**Goal of the exercise:**
Copy out everything from the start of the items down through the line containing "The first fluid column 140 is at (188, 198).", including both ends. Leave the pictures out of your answer.

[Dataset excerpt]

####

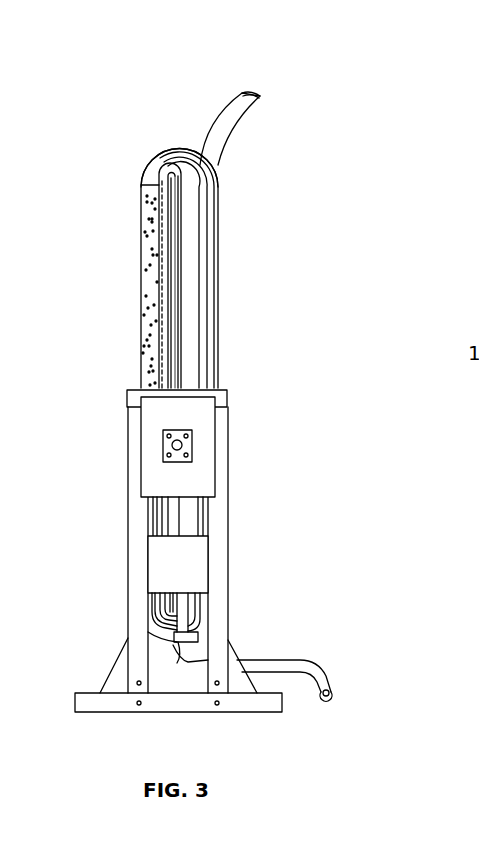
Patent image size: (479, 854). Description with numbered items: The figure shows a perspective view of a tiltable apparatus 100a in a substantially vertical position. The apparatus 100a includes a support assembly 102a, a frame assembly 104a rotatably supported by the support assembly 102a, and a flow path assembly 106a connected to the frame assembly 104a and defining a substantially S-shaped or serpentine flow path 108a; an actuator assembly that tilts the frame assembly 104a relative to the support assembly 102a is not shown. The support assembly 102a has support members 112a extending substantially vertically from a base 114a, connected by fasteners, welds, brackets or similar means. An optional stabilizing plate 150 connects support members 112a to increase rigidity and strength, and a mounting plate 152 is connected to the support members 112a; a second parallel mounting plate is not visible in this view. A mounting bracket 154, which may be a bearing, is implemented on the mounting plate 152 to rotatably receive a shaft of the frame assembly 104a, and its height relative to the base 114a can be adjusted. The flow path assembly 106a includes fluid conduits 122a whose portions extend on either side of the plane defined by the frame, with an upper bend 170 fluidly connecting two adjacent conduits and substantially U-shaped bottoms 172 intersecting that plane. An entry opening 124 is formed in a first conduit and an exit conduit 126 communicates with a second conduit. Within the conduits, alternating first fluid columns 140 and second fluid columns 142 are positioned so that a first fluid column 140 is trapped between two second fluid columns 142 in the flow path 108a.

The apparatus 100a is at (376, 56).
The support assembly 102a is at (230, 640).
The frame assembly 104a is at (162, 447).
The flow path assembly 106a is at (138, 251).
The flow path 108a is at (190, 245).
The support members 112a is at (229, 520).
The base 114a is at (160, 712).
The fluid conduit 122a is at (216, 298).
The entry opening 124 is at (251, 93).
The exit conduit 126 is at (332, 670).
The first fluid column 140 is at (188, 198).
The second fluid column 142 is at (150, 290).
The stabilizing plate 150 is at (209, 572).
The mounting plate 152 is at (216, 477).
The mounting bracket 154 is at (185, 441).
The upper bend 170 is at (167, 150).
The bottom 172 is at (178, 644).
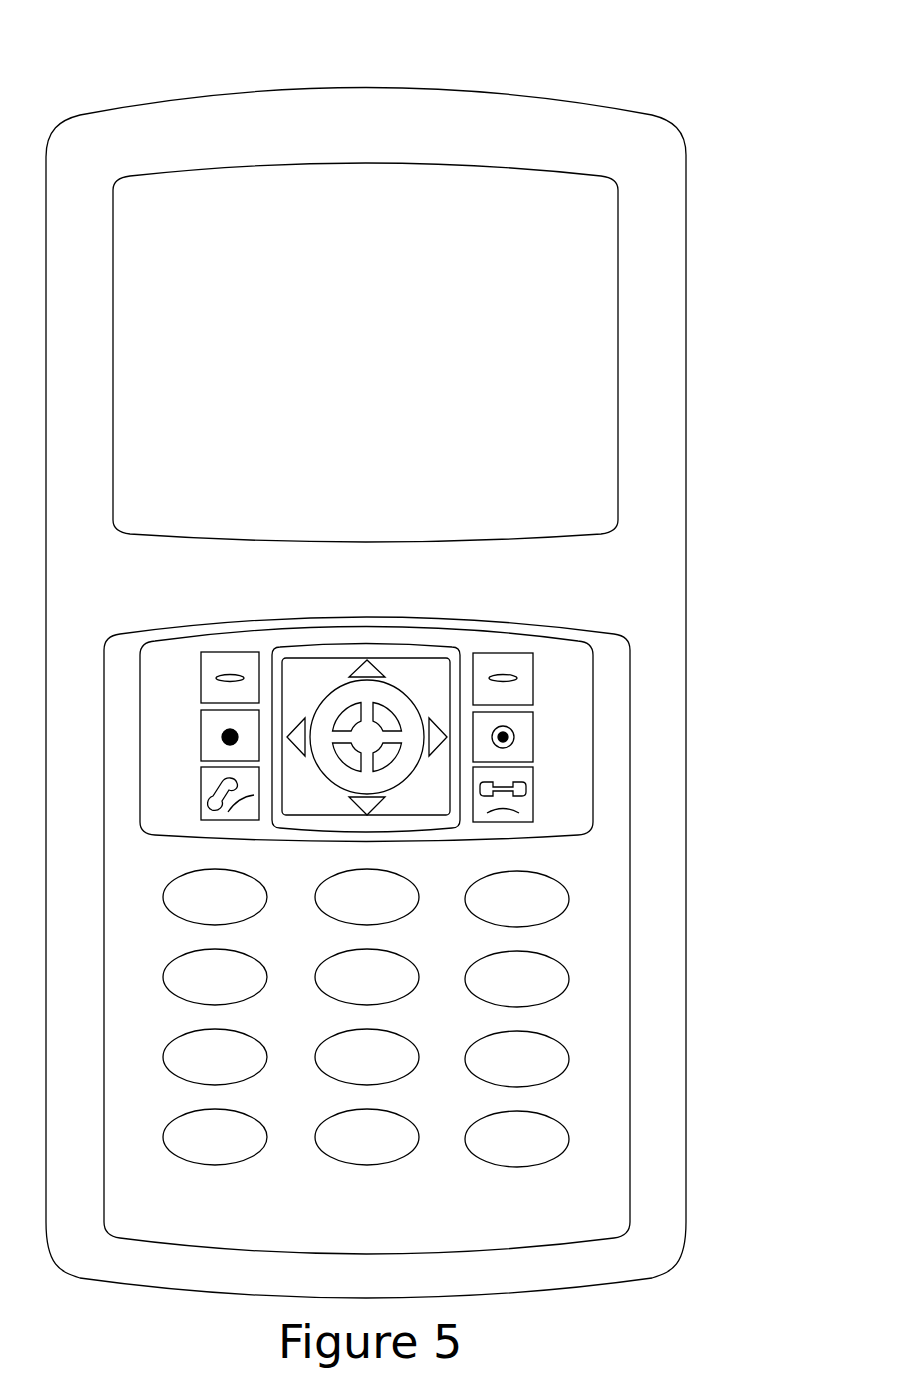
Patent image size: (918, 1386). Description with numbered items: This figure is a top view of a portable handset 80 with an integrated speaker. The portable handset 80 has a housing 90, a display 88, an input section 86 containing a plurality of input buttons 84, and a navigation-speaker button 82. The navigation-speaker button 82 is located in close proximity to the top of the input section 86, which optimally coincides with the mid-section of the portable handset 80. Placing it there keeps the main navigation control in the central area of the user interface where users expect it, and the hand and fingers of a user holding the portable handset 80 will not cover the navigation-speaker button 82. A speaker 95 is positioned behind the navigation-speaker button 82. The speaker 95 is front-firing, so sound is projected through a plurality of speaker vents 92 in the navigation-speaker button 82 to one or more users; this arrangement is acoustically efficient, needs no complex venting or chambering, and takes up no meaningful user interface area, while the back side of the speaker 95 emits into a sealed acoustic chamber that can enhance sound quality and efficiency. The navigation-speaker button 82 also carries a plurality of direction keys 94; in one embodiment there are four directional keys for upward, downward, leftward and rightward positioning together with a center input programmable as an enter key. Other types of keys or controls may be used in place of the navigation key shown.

The portable handset 80 is at (433, 659).
The navigation-speaker button 82 is at (316, 699).
The input buttons 84 is at (570, 899).
The input section 86 is at (612, 657).
The display 88 is at (619, 356).
The housing 90 is at (687, 692).
The speaker vents 92 is at (343, 717).
The direction keys 94 is at (373, 663).
The speaker 95 is at (343, 755).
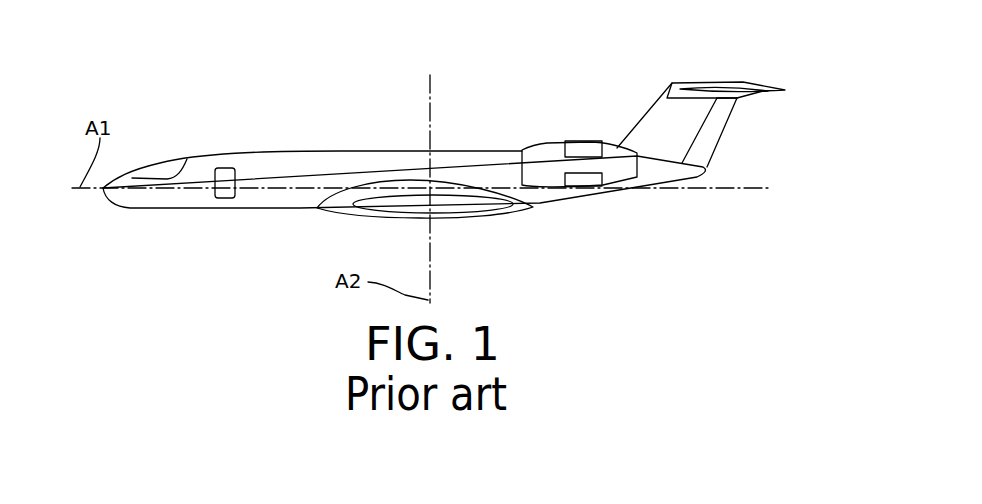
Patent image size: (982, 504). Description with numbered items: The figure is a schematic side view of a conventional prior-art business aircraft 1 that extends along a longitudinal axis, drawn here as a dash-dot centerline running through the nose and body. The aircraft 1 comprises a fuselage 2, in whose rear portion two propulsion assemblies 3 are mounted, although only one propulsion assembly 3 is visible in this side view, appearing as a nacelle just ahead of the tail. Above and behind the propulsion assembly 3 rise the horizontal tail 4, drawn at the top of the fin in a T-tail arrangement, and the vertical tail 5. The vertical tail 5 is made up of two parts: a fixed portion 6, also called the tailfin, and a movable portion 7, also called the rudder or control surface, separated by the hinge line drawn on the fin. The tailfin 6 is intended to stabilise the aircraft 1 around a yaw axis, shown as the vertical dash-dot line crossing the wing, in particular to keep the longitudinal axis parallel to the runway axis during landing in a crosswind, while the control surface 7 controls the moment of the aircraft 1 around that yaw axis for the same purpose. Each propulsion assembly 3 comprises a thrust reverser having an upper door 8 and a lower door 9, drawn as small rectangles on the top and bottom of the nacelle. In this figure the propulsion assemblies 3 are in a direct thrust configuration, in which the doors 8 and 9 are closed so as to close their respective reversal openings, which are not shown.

The business aircraft 1 is at (306, 89).
The fuselage 2 is at (268, 198).
The propulsion assembly 3 is at (545, 150).
The horizontal tail 4 is at (767, 88).
The vertical tail 5 is at (724, 257).
The fixed portion (tailfin) 6 is at (665, 140).
The movable portion (rudder / control surface) 7 is at (708, 137).
The upper door 8 is at (587, 145).
The lower door 9 is at (587, 178).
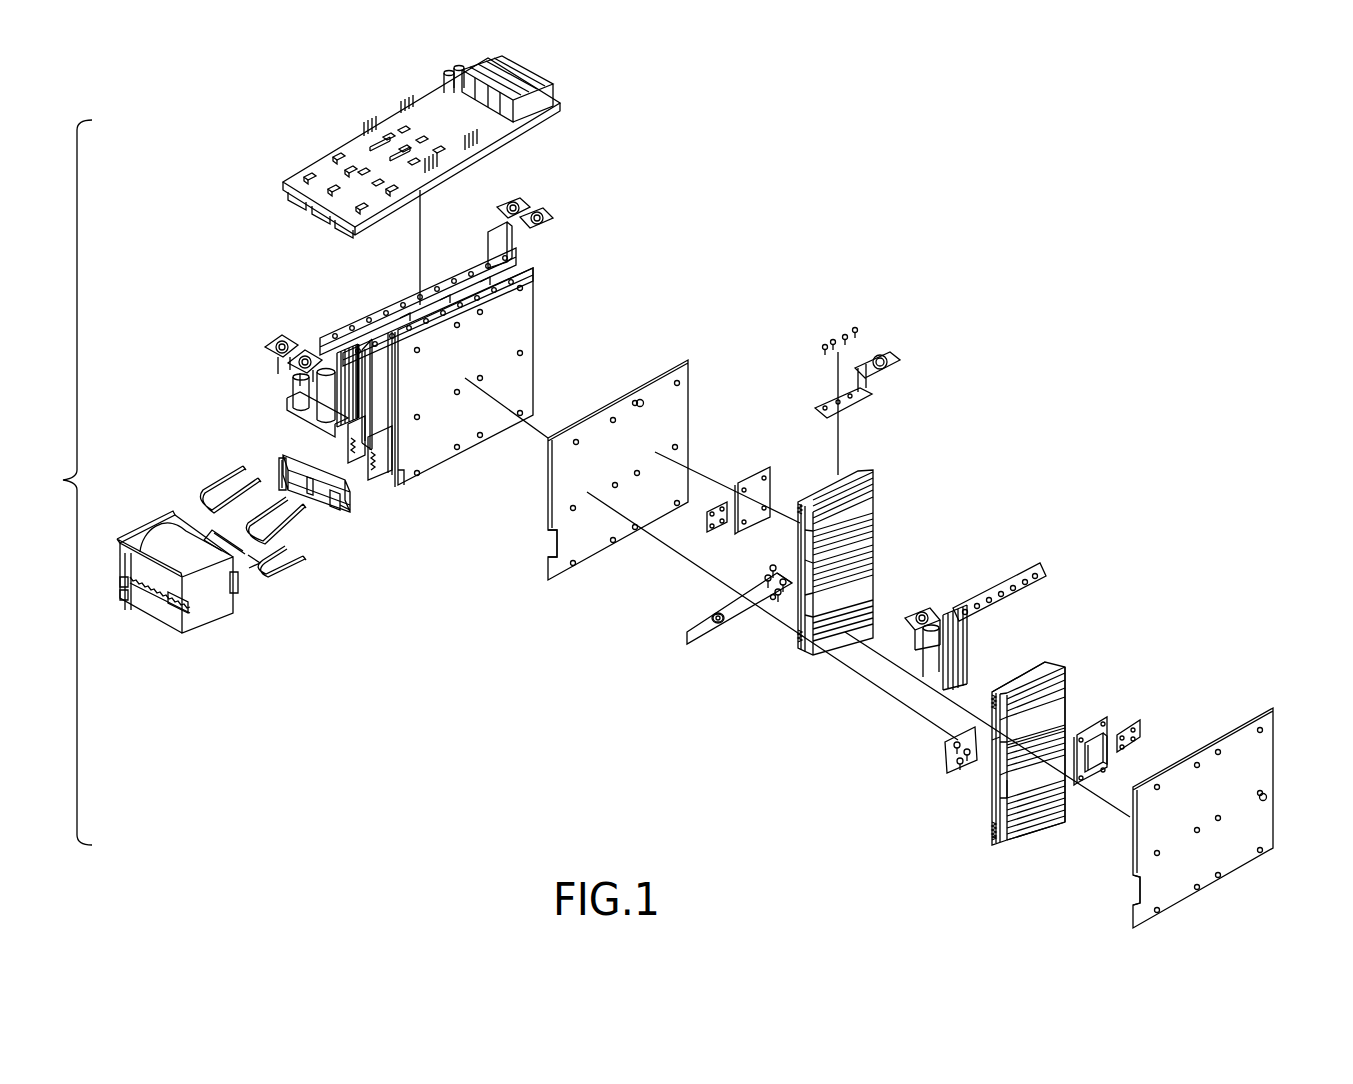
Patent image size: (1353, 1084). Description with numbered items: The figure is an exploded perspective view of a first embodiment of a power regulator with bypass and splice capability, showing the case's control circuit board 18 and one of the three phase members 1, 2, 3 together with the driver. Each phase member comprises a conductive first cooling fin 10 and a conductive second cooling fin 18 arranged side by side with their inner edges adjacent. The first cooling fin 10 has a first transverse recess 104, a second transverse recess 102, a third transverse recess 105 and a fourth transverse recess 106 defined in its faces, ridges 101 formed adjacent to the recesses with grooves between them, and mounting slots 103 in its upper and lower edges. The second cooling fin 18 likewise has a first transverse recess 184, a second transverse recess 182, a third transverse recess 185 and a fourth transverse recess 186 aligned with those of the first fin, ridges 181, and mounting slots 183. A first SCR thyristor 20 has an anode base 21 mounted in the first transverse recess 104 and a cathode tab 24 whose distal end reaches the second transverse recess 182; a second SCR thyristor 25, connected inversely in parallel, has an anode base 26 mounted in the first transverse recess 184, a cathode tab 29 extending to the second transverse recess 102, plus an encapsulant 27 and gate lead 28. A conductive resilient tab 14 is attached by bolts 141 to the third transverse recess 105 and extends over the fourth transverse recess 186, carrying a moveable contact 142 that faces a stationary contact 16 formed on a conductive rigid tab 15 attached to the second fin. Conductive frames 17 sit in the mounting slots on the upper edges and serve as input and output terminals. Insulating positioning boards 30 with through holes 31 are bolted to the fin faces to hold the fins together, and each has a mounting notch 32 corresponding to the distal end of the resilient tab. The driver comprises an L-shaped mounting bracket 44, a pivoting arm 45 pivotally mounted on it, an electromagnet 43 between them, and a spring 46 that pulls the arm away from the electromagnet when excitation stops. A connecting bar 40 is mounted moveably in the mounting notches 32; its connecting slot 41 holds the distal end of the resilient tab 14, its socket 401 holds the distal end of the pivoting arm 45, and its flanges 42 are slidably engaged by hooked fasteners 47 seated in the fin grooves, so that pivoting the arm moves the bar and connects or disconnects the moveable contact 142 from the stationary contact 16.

The phase member 1 is at (968, 435).
The phase member 2 is at (560, 298).
The phase member 3 is at (332, 318).
The first cooling fin 10 is at (848, 583).
The ridges 101 is at (867, 547).
The second transverse recess 102 is at (867, 527).
The mounting slots 103 is at (840, 483).
The first transverse recess 104 is at (812, 508).
The third transverse recess 105 is at (792, 612).
The fourth transverse recess 106 is at (858, 585).
The conductive resilient tab 14 is at (347, 430).
The bolts 141 is at (773, 597).
The moveable contact 142 is at (720, 617).
The conductive rigid tab 15 is at (909, 757).
The stationary contact 16 is at (943, 753).
The conductive frames 17 is at (490, 228).
The second cooling fin 18 is at (330, 165).
The ridges 181 is at (1063, 690).
The second transverse recess 182 is at (992, 737).
The mounting slots 183 is at (1030, 668).
The first transverse recess 184 is at (1012, 745).
The third transverse recess 185 is at (1032, 802).
The fourth transverse recess 186 is at (992, 802).
The first SCR thyristor 20 is at (744, 448).
The anode base 21 is at (763, 490).
The cathode tab 24 is at (712, 520).
The second SCR thyristor 25 is at (1144, 750).
The anode base 26 is at (1095, 773).
The encapsulant 27 is at (1097, 720).
The gate lead 28 is at (1107, 763).
The cathode tab 29 is at (1140, 723).
The positioning boards 30 is at (523, 320).
The through holes 31 is at (638, 403).
The mounting notch 32 is at (550, 547).
The connecting bar 40 is at (303, 492).
The socket 401 is at (282, 478).
The connecting slot 41 is at (350, 507).
The flanges 42 is at (283, 458).
The electromagnet 43 is at (185, 550).
The mounting bracket 44 is at (210, 607).
The pivoting arm 45 is at (157, 538).
The spring 46 is at (150, 597).
The fasteners 47 is at (282, 573).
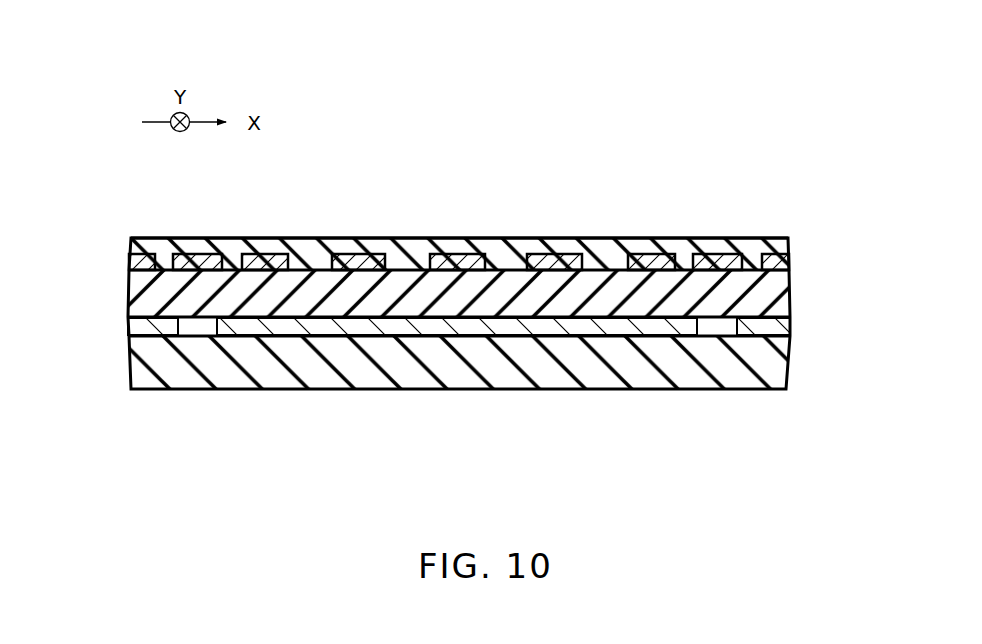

####

**Exercise output:**
Patent image size: (479, 854). Description with numbered items: The figure shows a perspective view of a tiltable apparatus 100a in a substantially vertical position. The apparatus 100a includes a support assembly 102a, a frame assembly 104a rotatably supported by the support assembly 102a, and a flow path assembly 106a connected to the frame assembly 104a and defining a substantially S-shaped or serpentine flow path 108a; an actuator assembly that tilts the frame assembly 104a relative to the support assembly 102a is not shown. The support assembly 102a has support members 112a extending substantially vertically from a base 114a, connected by fasteners, welds, brackets or similar means. An optional stabilizing plate 150 connects support members 112a to increase rigidity and strength, and a mounting plate 152 is connected to the support members 112a; a second parallel mounting plate is not visible in this view. A mounting bracket 154, which may be a bearing, is implemented on the mounting plate 152 to rotatably receive a shaft of the frame assembly 104a, and its height relative to the base 114a can be adjusted. The flow path assembly 106a includes fluid conduits 122a whose portions extend on either side of the plane defined by the frame, with an upper bend 170 fluidly connecting two adjacent conduits and substantially U-shaped bottoms 172 intersecting that plane. An entry opening 124 is formed in a first conduit and an exit conduit 126 communicates with a second conduit. Within the conduits, alternating first fluid columns 140 and second fluid columns 142 are positioned so that a first fluid column 140 is trapped between two second fluid columns 142 in the flow path 108a.

The apparatus 100a is at (376, 56).
The support assembly 102a is at (230, 640).
The frame assembly 104a is at (162, 447).
The flow path assembly 106a is at (138, 251).
The flow path 108a is at (190, 245).
The support members 112a is at (229, 520).
The base 114a is at (160, 712).
The fluid conduit 122a is at (216, 298).
The entry opening 124 is at (251, 93).
The exit conduit 126 is at (332, 670).
The first fluid column 140 is at (188, 198).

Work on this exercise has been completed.